§ Short problem: Repeat the entire listing exactly as written.

━━━

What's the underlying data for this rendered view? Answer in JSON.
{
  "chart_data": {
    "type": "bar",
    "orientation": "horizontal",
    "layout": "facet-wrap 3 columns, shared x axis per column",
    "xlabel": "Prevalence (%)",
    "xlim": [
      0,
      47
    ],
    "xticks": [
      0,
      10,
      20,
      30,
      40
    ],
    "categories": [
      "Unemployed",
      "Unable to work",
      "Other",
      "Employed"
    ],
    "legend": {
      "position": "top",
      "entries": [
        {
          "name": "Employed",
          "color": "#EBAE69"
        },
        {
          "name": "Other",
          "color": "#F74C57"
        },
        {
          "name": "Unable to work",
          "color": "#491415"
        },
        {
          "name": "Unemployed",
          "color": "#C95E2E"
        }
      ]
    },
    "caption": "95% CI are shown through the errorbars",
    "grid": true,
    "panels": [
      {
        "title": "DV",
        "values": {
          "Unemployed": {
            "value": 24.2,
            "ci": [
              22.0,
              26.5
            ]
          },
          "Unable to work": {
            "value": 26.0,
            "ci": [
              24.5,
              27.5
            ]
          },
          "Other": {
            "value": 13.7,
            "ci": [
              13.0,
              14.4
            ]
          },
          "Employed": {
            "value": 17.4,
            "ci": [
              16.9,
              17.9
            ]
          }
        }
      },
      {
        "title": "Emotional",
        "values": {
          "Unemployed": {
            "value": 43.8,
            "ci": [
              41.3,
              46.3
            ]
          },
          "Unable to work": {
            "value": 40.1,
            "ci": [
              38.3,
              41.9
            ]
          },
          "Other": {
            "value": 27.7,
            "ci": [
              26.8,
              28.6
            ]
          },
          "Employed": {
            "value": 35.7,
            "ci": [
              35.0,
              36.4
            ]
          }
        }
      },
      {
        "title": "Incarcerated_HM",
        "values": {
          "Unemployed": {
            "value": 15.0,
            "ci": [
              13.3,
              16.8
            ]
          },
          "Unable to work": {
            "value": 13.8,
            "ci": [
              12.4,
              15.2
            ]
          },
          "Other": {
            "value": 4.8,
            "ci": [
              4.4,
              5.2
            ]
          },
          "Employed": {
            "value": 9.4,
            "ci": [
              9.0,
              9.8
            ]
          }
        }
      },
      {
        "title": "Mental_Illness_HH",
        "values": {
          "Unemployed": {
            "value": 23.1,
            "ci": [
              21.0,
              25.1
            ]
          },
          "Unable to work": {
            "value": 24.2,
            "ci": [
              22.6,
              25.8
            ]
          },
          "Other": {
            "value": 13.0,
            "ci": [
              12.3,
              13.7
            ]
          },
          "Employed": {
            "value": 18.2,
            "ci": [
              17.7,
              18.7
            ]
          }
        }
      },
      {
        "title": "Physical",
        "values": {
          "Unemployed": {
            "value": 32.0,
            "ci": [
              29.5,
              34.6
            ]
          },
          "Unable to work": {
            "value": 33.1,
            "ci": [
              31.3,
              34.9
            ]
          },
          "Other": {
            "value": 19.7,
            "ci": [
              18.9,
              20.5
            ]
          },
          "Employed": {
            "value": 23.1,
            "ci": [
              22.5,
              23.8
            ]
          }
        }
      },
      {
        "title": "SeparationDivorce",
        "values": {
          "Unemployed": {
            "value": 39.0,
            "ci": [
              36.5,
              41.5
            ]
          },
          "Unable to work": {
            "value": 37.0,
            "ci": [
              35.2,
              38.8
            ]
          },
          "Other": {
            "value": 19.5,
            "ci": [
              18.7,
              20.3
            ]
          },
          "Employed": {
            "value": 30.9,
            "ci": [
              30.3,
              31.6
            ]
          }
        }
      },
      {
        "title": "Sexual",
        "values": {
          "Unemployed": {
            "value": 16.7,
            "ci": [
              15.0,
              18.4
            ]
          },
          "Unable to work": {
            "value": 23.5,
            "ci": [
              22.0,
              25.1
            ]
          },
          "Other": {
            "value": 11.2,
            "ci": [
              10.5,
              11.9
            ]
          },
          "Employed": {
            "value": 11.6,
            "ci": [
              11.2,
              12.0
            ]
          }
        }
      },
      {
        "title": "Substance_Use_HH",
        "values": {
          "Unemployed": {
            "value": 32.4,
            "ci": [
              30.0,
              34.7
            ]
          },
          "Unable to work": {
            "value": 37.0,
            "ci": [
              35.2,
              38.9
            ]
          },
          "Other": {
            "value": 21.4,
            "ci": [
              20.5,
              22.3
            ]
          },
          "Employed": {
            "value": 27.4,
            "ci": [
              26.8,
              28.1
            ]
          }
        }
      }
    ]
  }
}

━━━

§ Solution to this task:
What's the underlying data for this rendered view? Answer in JSON.
{
  "chart_data": {
    "type": "bar",
    "orientation": "horizontal",
    "layout": "facet-wrap 3 columns, shared x axis per column",
    "xlabel": "Prevalence (%)",
    "xlim": [
      0,
      47
    ],
    "xticks": [
      0,
      10,
      20,
      30,
      40
    ],
    "categories": [
      "Unemployed",
      "Unable to work",
      "Other",
      "Employed"
    ],
    "legend": {
      "position": "top",
      "entries": [
        {
          "name": "Employed",
          "color": "#EBAE69"
        },
        {
          "name": "Other",
          "color": "#F74C57"
        },
        {
          "name": "Unable to work",
          "color": "#491415"
        },
        {
          "name": "Unemployed",
          "color": "#C95E2E"
        }
      ]
    },
    "caption": "95% CI are shown through the errorbars",
    "grid": true,
    "panels": [
      {
        "title": "DV",
        "values": {
          "Unemployed": {
            "value": 24.2,
            "ci": [
              22.0,
              26.5
            ]
          },
          "Unable to work": {
            "value": 26.0,
            "ci": [
              24.5,
              27.5
            ]
          },
          "Other": {
            "value": 13.7,
            "ci": [
              13.0,
              14.4
            ]
          },
          "Employed": {
            "value": 17.4,
            "ci": [
              16.9,
              17.9
            ]
          }
        }
      },
      {
        "title": "Emotional",
        "values": {
          "Unemployed": {
            "value": 43.8,
            "ci": [
              41.3,
              46.3
            ]
          },
          "Unable to work": {
            "value": 40.1,
            "ci": [
              38.3,
              41.9
            ]
          },
          "Other": {
            "value": 27.7,
            "ci": [
              26.8,
              28.6
            ]
          },
          "Employed": {
            "value": 35.7,
            "ci": [
              35.0,
              36.4
            ]
          }
        }
      },
      {
        "title": "Incarcerated_HM",
        "values": {
          "Unemployed": {
            "value": 15.0,
            "ci": [
              13.3,
              16.8
            ]
          },
          "Unable to work": {
            "value": 13.8,
            "ci": [
              12.4,
              15.2
            ]
          },
          "Other": {
            "value": 4.8,
            "ci": [
              4.4,
              5.2
            ]
          },
          "Employed": {
            "value": 9.4,
            "ci": [
              9.0,
              9.8
            ]
          }
        }
      },
      {
        "title": "Mental_Illness_HH",
        "values": {
          "Unemployed": {
            "value": 23.1,
            "ci": [
              21.0,
              25.1
            ]
          },
          "Unable to work": {
            "value": 24.2,
            "ci": [
              22.6,
              25.8
            ]
          },
          "Other": {
            "value": 13.0,
            "ci": [
              12.3,
              13.7
            ]
          },
          "Employed": {
            "value": 18.2,
            "ci": [
              17.7,
              18.7
            ]
          }
        }
      },
      {
        "title": "Physical",
        "values": {
          "Unemployed": {
            "value": 32.0,
            "ci": [
              29.5,
              34.6
            ]
          },
          "Unable to work": {
            "value": 33.1,
            "ci": [
              31.3,
              34.9
            ]
          },
          "Other": {
            "value": 19.7,
            "ci": [
              18.9,
              20.5
            ]
          },
          "Employed": {
            "value": 23.1,
            "ci": [
              22.5,
              23.8
            ]
          }
        }
      },
      {
        "title": "SeparationDivorce",
        "values": {
          "Unemployed": {
            "value": 39.0,
            "ci": [
              36.5,
              41.5
            ]
          },
          "Unable to work": {
            "value": 37.0,
            "ci": [
              35.2,
              38.8
            ]
          },
          "Other": {
            "value": 19.5,
            "ci": [
              18.7,
              20.3
            ]
          },
          "Employed": {
            "value": 30.9,
            "ci": [
              30.3,
              31.6
            ]
          }
        }
      },
      {
        "title": "Sexual",
        "values": {
          "Unemployed": {
            "value": 16.7,
            "ci": [
              15.0,
              18.4
            ]
          },
          "Unable to work": {
            "value": 23.5,
            "ci": [
              22.0,
              25.1
            ]
          },
          "Other": {
            "value": 11.2,
            "ci": [
              10.5,
              11.9
            ]
          },
          "Employed": {
            "value": 11.6,
            "ci": [
              11.2,
              12.0
            ]
          }
        }
      },
      {
        "title": "Substance_Use_HH",
        "values": {
          "Unemployed": {
            "value": 32.4,
            "ci": [
              30.0,
              34.7
            ]
          },
          "Unable to work": {
            "value": 37.0,
            "ci": [
              35.2,
              38.9
            ]
          },
          "Other": {
            "value": 21.4,
            "ci": [
              20.5,
              22.3
            ]
          },
          "Employed": {
            "value": 27.4,
            "ci": [
              26.8,
              28.1
            ]
          }
        }
      }
    ]
  }
}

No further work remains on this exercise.